* begin Data rows *
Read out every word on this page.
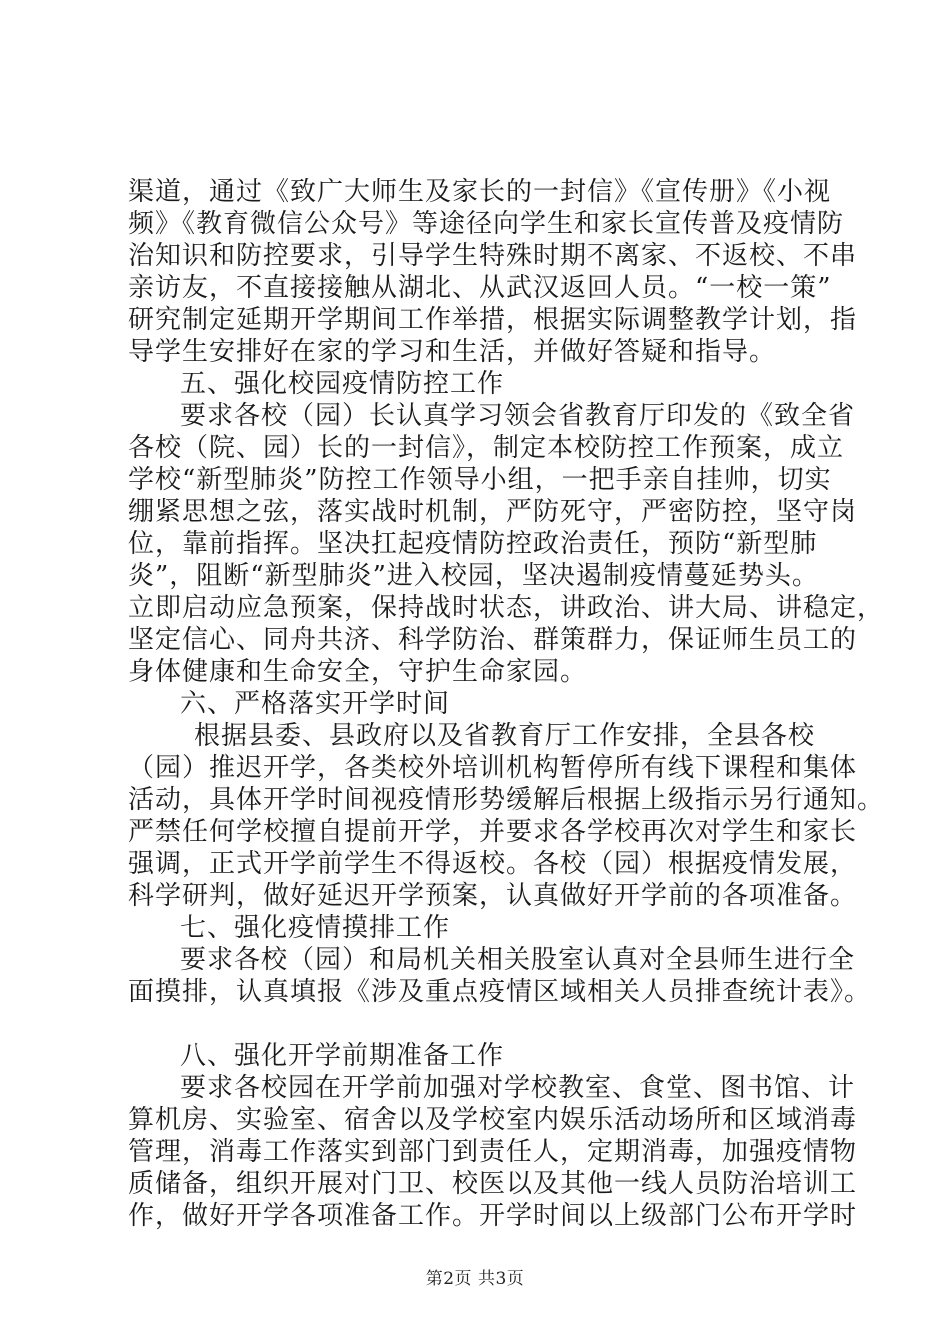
渠道，通过《致广大师生及家长的一封信》《宣传册》《小视
频》《教育微信公众号》等途径向学生和家长宣传普及疫情防
治知识和防控要求，引导学生特殊时期不离家、不返校、不串
亲访友，不直接接触从湖北、从武汉返回人员。“一校一策”
研究制定延期开学期间工作举措，根据实际调整教学计划，指
导学生安排好在家的学习和生活，并做好答疑和指导。
五、强化校园疫情防控工作
要求各校（园）长认真学习领会省教育厅印发的《致全省
各校（院、园）长的一封信》，制定本校防控工作预案，成立
学校“新型肺炎”防控工作领导小组，一把手亲自挂帅，切实
绷紧思想之弦，落实战时机制，严防死守，严密防控，坚守岗
位，靠前指挥。坚决扛起疫情防控政治责任，预防“新型肺
炎”，阻断“新型肺炎”进入校园，坚决遏制疫情蔓延势头。
立即启动应急预案，保持战时状态，讲政治、讲大局、讲稳定，
坚定信心、同舟共济、科学防治、群策群力，保证师生员工的
身体健康和生命安全，守护生命家园。
六、严格落实开学时间
根据县委、县政府以及省教育厅工作安排，全县各校
（园）推迟开学，各类校外培训机构暂停所有线下课程和集体
活动，具体开学时间视疫情形势缓解后根据上级指示另行通知。
严禁任何学校擅自提前开学，并要求各学校再次对学生和家长
强调，正式开学前学生不得返校。各校（园）根据疫情发展，
科学研判，做好延迟开学预案，认真做好开学前的各项准备。
七、强化疫情摸排工作
要求各校（园）和局机关相关股室认真对全县师生进行全
面摸排，认真填报《涉及重点疫情区域相关人员排查统计表》。
八、强化开学前期准备工作
要求各校园在开学前加强对学校教室、食堂、图书馆、计
算机房、实验室、宿舍以及学校室内娱乐活动场所和区域消毒
管理，消毒工作落实到部门到责任人，定期消毒，加强疫情物
质储备，组织开展对门卫、校医以及其他一线人员防治培训工
作，做好开学各项准备工作。开学时间以上级部门公布开学时
第2页 共3页
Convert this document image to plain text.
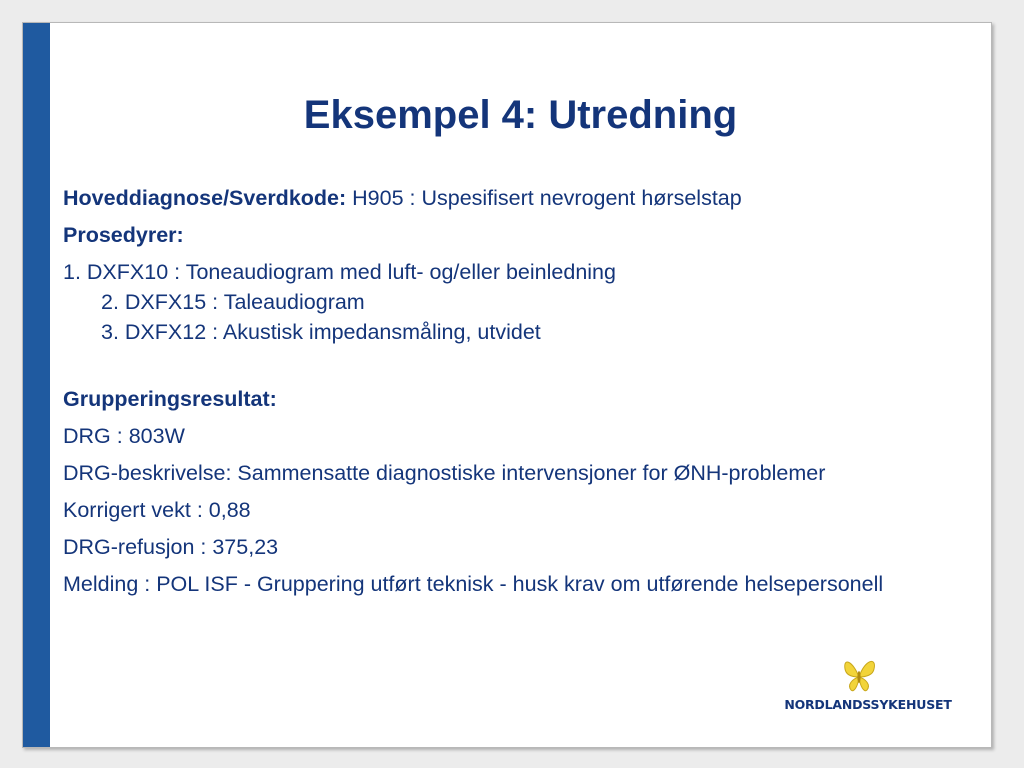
Eksempel 4: Utredning
Hoveddiagnose/Sverdkode: H905 : Uspesifisert nevrogent hørselstap
Prosedyrer:
1. DXFX10 : Toneaudiogram med luft- og/eller beinledning
2. DXFX15 : Taleaudiogram
3. DXFX12 : Akustisk impedansmåling, utvidet
Grupperingsresultat:
DRG : 803W
DRG-beskrivelse: Sammensatte diagnostiske intervensjoner for ØNH-problemer
Korrigert vekt : 0,88
DRG-refusjon : 375,23
Melding : POL ISF - Gruppering utført teknisk - husk krav om utførende helsepersonell
NORDLANDSSYKEHUSET
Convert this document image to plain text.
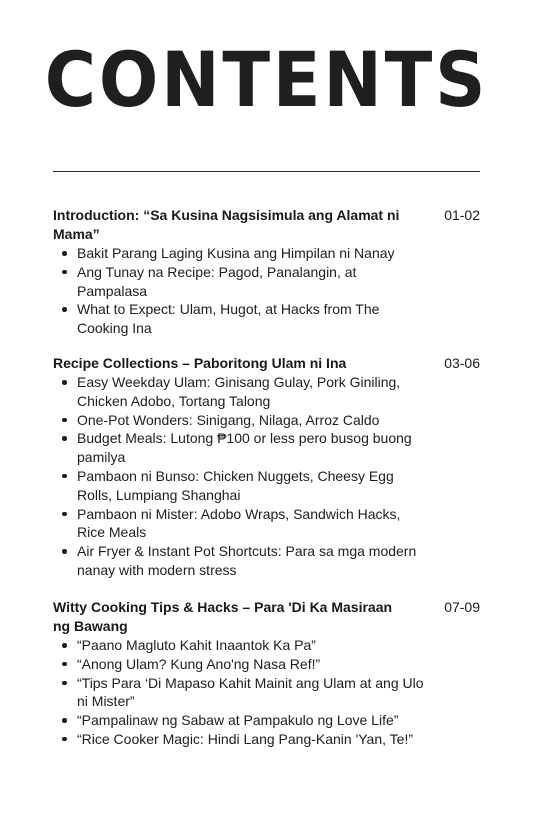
CONTENTS
Introduction: “Sa Kusina Nagsisimula ang Alamat ni Mama”
01-02
Bakit Parang Laging Kusina ang Himpilan ni Nanay
Ang Tunay na Recipe: Pagod, Panalangin, at Pampalasa
What to Expect: Ulam, Hugot, at Hacks from The Cooking Ina
Recipe Collections – Paboritong Ulam ni Ina	03-06
Easy Weekday Ulam: Ginisang Gulay, Pork Giniling, Chicken Adobo, Tortang Talong
One-Pot Wonders: Sinigang, Nilaga, Arroz Caldo
Budget Meals: Lutong ₱100 or less pero busog buong pamilya
Pambaon ni Bunso: Chicken Nuggets, Cheesy Egg Rolls, Lumpiang Shanghai
Pambaon ni Mister: Adobo Wraps, Sandwich Hacks, Rice Meals
Air Fryer & Instant Pot Shortcuts: Para sa mga modern nanay with modern stress
Witty Cooking Tips & Hacks – Para 'Di Ka Masiraan ng Bawang
07-09
“Paano Magluto Kahit Inaantok Ka Pa”
“Anong Ulam? Kung Ano'ng Nasa Ref!”
“Tips Para ‘Di Mapaso Kahit Mainit ang Ulam at ang Ulo ni Mister”
“Pampalinaw ng Sabaw at Pampakulo ng Love Life”
“Rice Cooker Magic: Hindi Lang Pang-Kanin 'Yan, Te!”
* end Data rows *
## Required task
Return each line from the material above exactly, but not the pictures.

## Expected output
Read out every word on this page.
渠道，通过《致广大师生及家长的一封信》《宣传册》《小视
频》《教育微信公众号》等途径向学生和家长宣传普及疫情防
治知识和防控要求，引导学生特殊时期不离家、不返校、不串
亲访友，不直接接触从湖北、从武汉返回人员。“一校一策”
研究制定延期开学期间工作举措，根据实际调整教学计划，指
导学生安排好在家的学习和生活，并做好答疑和指导。
五、强化校园疫情防控工作
要求各校（园）长认真学习领会省教育厅印发的《致全省
各校（院、园）长的一封信》，制定本校防控工作预案，成立
学校“新型肺炎”防控工作领导小组，一把手亲自挂帅，切实
绷紧思想之弦，落实战时机制，严防死守，严密防控，坚守岗
位，靠前指挥。坚决扛起疫情防控政治责任，预防“新型肺
炎”，阻断“新型肺炎”进入校园，坚决遏制疫情蔓延势头。
立即启动应急预案，保持战时状态，讲政治、讲大局、讲稳定，
坚定信心、同舟共济、科学防治、群策群力，保证师生员工的
身体健康和生命安全，守护生命家园。
六、严格落实开学时间
根据县委、县政府以及省教育厅工作安排，全县各校
（园）推迟开学，各类校外培训机构暂停所有线下课程和集体
活动，具体开学时间视疫情形势缓解后根据上级指示另行通知。
严禁任何学校擅自提前开学，并要求各学校再次对学生和家长
强调，正式开学前学生不得返校。各校（园）根据疫情发展，
科学研判，做好延迟开学预案，认真做好开学前的各项准备。
七、强化疫情摸排工作
要求各校（园）和局机关相关股室认真对全县师生进行全
面摸排，认真填报《涉及重点疫情区域相关人员排查统计表》。
八、强化开学前期准备工作
要求各校园在开学前加强对学校教室、食堂、图书馆、计
算机房、实验室、宿舍以及学校室内娱乐活动场所和区域消毒
管理，消毒工作落实到部门到责任人，定期消毒，加强疫情物
质储备，组织开展对门卫、校医以及其他一线人员防治培训工
作，做好开学各项准备工作。开学时间以上级部门公布开学时
第2页 共3页
Convert this document image to plain text.
Eksempel 4: Utredning
Hoveddiagnose/Sverdkode: H905 : Uspesifisert nevrogent hørselstap
Prosedyrer:
1. DXFX10 : Toneaudiogram med luft- og/eller beinledning
2. DXFX15 : Taleaudiogram
3. DXFX12 : Akustisk impedansmåling, utvidet
Grupperingsresultat:
DRG : 803W
DRG-beskrivelse: Sammensatte diagnostiske intervensjoner for ØNH-problemer
Korrigert vekt : 0,88
DRG-refusjon : 375,23
Melding : POL ISF - Gruppering utført teknisk - husk krav om utførende helsepersonell
NORDLANDSSYKEHUSET
Convert this document image to plain text.
CONTENTS
Introduction: “Sa Kusina Nagsisimula ang Alamat ni Mama”
01-02
Bakit Parang Laging Kusina ang Himpilan ni Nanay
Ang Tunay na Recipe: Pagod, Panalangin, at Pampalasa
What to Expect: Ulam, Hugot, at Hacks from The Cooking Ina
Recipe Collections – Paboritong Ulam ni Ina	03-06
Easy Weekday Ulam: Ginisang Gulay, Pork Giniling, Chicken Adobo, Tortang Talong
One-Pot Wonders: Sinigang, Nilaga, Arroz Caldo
Budget Meals: Lutong ₱100 or less pero busog buong pamilya
Pambaon ni Bunso: Chicken Nuggets, Cheesy Egg Rolls, Lumpiang Shanghai
Pambaon ni Mister: Adobo Wraps, Sandwich Hacks, Rice Meals
Air Fryer & Instant Pot Shortcuts: Para sa mga modern nanay with modern stress
Witty Cooking Tips & Hacks – Para 'Di Ka Masiraan ng Bawang
07-09
“Paano Magluto Kahit Inaantok Ka Pa”
“Anong Ulam? Kung Ano'ng Nasa Ref!”
“Tips Para ‘Di Mapaso Kahit Mainit ang Ulam at ang Ulo ni Mister”
“Pampalinaw ng Sabaw at Pampakulo ng Love Life”
“Rice Cooker Magic: Hindi Lang Pang-Kanin 'Yan, Te!”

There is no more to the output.